OBJECTIVE:
Write out each line exactly as it stands, please.

Rows from a dataset

* * * * * * * * *

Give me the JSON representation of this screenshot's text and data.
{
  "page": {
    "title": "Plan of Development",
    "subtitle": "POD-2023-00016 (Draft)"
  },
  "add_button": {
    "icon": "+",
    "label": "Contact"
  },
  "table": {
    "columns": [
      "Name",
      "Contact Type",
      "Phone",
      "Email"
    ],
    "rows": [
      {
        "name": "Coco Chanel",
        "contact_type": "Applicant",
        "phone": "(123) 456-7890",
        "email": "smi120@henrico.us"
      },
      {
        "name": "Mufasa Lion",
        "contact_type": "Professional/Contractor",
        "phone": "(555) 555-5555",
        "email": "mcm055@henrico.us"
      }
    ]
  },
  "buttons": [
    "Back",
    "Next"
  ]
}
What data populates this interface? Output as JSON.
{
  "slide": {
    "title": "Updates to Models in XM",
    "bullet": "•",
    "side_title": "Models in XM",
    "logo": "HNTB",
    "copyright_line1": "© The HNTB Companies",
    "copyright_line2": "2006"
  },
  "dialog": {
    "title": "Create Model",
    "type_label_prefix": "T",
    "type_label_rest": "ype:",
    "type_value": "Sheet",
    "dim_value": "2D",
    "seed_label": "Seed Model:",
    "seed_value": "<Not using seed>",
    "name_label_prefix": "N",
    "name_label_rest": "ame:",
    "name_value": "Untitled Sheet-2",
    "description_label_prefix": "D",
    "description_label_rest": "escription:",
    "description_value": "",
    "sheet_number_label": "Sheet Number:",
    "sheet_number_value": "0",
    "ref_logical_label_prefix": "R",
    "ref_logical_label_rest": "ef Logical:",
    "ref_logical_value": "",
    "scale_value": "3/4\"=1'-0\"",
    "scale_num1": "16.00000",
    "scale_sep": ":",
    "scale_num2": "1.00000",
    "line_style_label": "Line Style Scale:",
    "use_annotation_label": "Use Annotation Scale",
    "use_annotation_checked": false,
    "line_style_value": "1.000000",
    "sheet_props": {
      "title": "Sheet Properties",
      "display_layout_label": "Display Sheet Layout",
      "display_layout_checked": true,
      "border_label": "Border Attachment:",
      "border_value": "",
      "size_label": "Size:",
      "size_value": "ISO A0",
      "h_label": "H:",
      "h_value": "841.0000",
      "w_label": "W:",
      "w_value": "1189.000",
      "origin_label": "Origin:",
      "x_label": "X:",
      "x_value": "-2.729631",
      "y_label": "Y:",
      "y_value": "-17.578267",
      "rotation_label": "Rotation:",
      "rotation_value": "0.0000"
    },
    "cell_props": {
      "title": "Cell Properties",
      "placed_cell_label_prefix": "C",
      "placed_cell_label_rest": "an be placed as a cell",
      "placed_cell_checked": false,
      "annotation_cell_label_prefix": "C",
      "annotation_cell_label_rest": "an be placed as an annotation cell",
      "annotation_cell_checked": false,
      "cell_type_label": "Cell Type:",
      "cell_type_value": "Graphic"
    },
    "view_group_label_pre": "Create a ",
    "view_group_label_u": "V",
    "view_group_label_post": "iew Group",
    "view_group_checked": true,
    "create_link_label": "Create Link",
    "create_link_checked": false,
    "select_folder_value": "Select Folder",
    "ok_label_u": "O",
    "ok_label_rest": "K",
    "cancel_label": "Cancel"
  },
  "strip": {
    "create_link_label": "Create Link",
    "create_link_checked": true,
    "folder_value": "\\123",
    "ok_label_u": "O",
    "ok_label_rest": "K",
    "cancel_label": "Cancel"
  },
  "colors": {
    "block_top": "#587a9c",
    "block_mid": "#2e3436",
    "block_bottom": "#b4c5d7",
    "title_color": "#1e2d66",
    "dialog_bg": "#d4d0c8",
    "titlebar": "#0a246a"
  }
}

* * * * * * * * *

FINISHED EXERCISE:
Give me the JSON representation of this screenshot's text and data.
{
  "page": {
    "title": "Plan of Development",
    "subtitle": "POD-2023-00016 (Draft)"
  },
  "add_button": {
    "icon": "+",
    "label": "Contact"
  },
  "table": {
    "columns": [
      "Name",
      "Contact Type",
      "Phone",
      "Email"
    ],
    "rows": [
      {
        "name": "Coco Chanel",
        "contact_type": "Applicant",
        "phone": "(123) 456-7890",
        "email": "smi120@henrico.us"
      },
      {
        "name": "Mufasa Lion",
        "contact_type": "Professional/Contractor",
        "phone": "(555) 555-5555",
        "email": "mcm055@henrico.us"
      }
    ]
  },
  "buttons": [
    "Back",
    "Next"
  ]
}
What data populates this interface? Output as JSON.
{
  "slide": {
    "title": "Updates to Models in XM",
    "bullet": "•",
    "side_title": "Models in XM",
    "logo": "HNTB",
    "copyright_line1": "© The HNTB Companies",
    "copyright_line2": "2006"
  },
  "dialog": {
    "title": "Create Model",
    "type_label_prefix": "T",
    "type_label_rest": "ype:",
    "type_value": "Sheet",
    "dim_value": "2D",
    "seed_label": "Seed Model:",
    "seed_value": "<Not using seed>",
    "name_label_prefix": "N",
    "name_label_rest": "ame:",
    "name_value": "Untitled Sheet-2",
    "description_label_prefix": "D",
    "description_label_rest": "escription:",
    "description_value": "",
    "sheet_number_label": "Sheet Number:",
    "sheet_number_value": "0",
    "ref_logical_label_prefix": "R",
    "ref_logical_label_rest": "ef Logical:",
    "ref_logical_value": "",
    "scale_value": "3/4\"=1'-0\"",
    "scale_num1": "16.00000",
    "scale_sep": ":",
    "scale_num2": "1.00000",
    "line_style_label": "Line Style Scale:",
    "use_annotation_label": "Use Annotation Scale",
    "use_annotation_checked": false,
    "line_style_value": "1.000000",
    "sheet_props": {
      "title": "Sheet Properties",
      "display_layout_label": "Display Sheet Layout",
      "display_layout_checked": true,
      "border_label": "Border Attachment:",
      "border_value": "",
      "size_label": "Size:",
      "size_value": "ISO A0",
      "h_label": "H:",
      "h_value": "841.0000",
      "w_label": "W:",
      "w_value": "1189.000",
      "origin_label": "Origin:",
      "x_label": "X:",
      "x_value": "-2.729631",
      "y_label": "Y:",
      "y_value": "-17.578267",
      "rotation_label": "Rotation:",
      "rotation_value": "0.0000"
    },
    "cell_props": {
      "title": "Cell Properties",
      "placed_cell_label_prefix": "C",
      "placed_cell_label_rest": "an be placed as a cell",
      "placed_cell_checked": false,
      "annotation_cell_label_prefix": "C",
      "annotation_cell_label_rest": "an be placed as an annotation cell",
      "annotation_cell_checked": false,
      "cell_type_label": "Cell Type:",
      "cell_type_value": "Graphic"
    },
    "view_group_label_pre": "Create a ",
    "view_group_label_u": "V",
    "view_group_label_post": "iew Group",
    "view_group_checked": true,
    "create_link_label": "Create Link",
    "create_link_checked": false,
    "select_folder_value": "Select Folder",
    "ok_label_u": "O",
    "ok_label_rest": "K",
    "cancel_label": "Cancel"
  },
  "strip": {
    "create_link_label": "Create Link",
    "create_link_checked": true,
    "folder_value": "\\123",
    "ok_label_u": "O",
    "ok_label_rest": "K",
    "cancel_label": "Cancel"
  },
  "colors": {
    "block_top": "#587a9c",
    "block_mid": "#2e3436",
    "block_bottom": "#b4c5d7",
    "title_color": "#1e2d66",
    "dialog_bg": "#d4d0c8",
    "titlebar": "#0a246a"
  }
}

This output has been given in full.